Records
* * * *

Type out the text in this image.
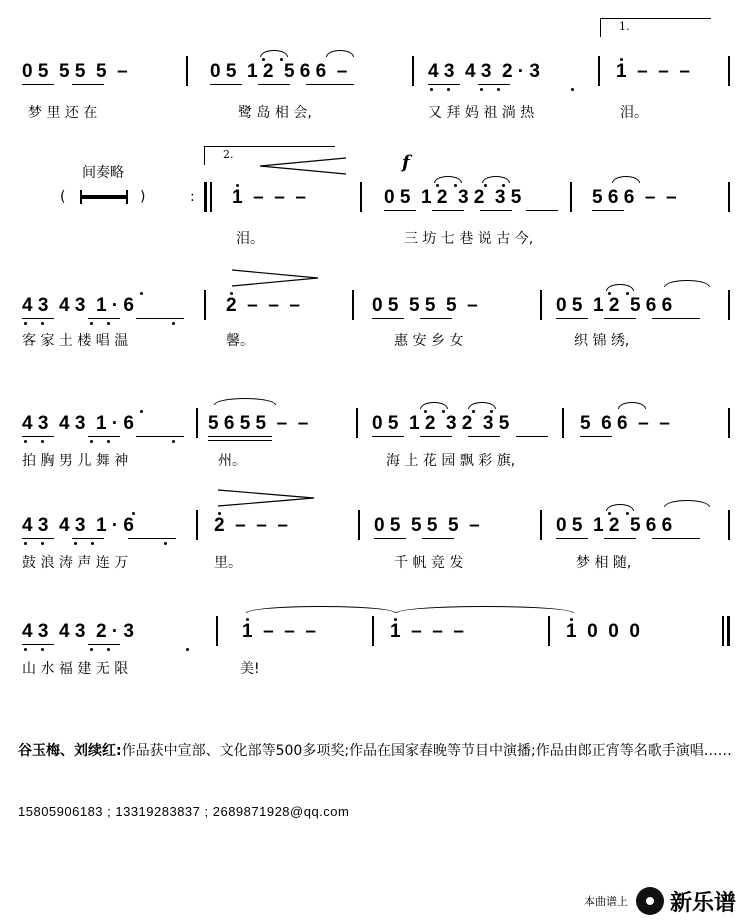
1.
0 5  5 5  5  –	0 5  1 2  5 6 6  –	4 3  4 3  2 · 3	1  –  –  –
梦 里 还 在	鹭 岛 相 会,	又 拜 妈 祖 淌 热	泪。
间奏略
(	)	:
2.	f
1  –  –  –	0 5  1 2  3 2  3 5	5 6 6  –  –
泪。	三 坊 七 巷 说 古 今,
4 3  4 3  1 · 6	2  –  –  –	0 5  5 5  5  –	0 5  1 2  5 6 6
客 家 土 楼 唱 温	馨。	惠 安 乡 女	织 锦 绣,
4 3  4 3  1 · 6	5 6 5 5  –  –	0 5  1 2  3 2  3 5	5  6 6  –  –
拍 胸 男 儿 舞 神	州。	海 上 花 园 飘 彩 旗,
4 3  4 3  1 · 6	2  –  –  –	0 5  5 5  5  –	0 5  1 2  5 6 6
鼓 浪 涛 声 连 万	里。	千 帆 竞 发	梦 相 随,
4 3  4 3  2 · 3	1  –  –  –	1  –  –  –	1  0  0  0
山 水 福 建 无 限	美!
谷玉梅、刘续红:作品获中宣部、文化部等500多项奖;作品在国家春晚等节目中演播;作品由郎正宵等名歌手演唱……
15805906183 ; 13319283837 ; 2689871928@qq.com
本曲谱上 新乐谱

* * * *

EXERCISE OBJECTIVE
Quote all the records verbatim, dropping any pictures from your copy.

WORKED ANSWER
Type out the text in this image.
1.
0 5  5 5  5  –	0 5  1 2  5 6 6  –	4 3  4 3  2 · 3	1  –  –  –
梦 里 还 在	鹭 岛 相 会,	又 拜 妈 祖 淌 热	泪。
间奏略
(	)	:
2.	f
1  –  –  –	0 5  1 2  3 2  3 5	5 6 6  –  –
泪。	三 坊 七 巷 说 古 今,
4 3  4 3  1 · 6	2  –  –  –	0 5  5 5  5  –	0 5  1 2  5 6 6
客 家 土 楼 唱 温	馨。	惠 安 乡 女	织 锦 绣,
4 3  4 3  1 · 6	5 6 5 5  –  –	0 5  1 2  3 2  3 5	5  6 6  –  –
拍 胸 男 儿 舞 神	州。	海 上 花 园 飘 彩 旗,
4 3  4 3  1 · 6	2  –  –  –	0 5  5 5  5  –	0 5  1 2  5 6 6
鼓 浪 涛 声 连 万	里。	千 帆 竞 发	梦 相 随,
4 3  4 3  2 · 3	1  –  –  –	1  –  –  –	1  0  0  0
山 水 福 建 无 限	美!
谷玉梅、刘续红:作品获中宣部、文化部等500多项奖;作品在国家春晚等节目中演播;作品由郎正宵等名歌手演唱……
15805906183 ; 13319283837 ; 2689871928@qq.com
本曲谱上 新乐谱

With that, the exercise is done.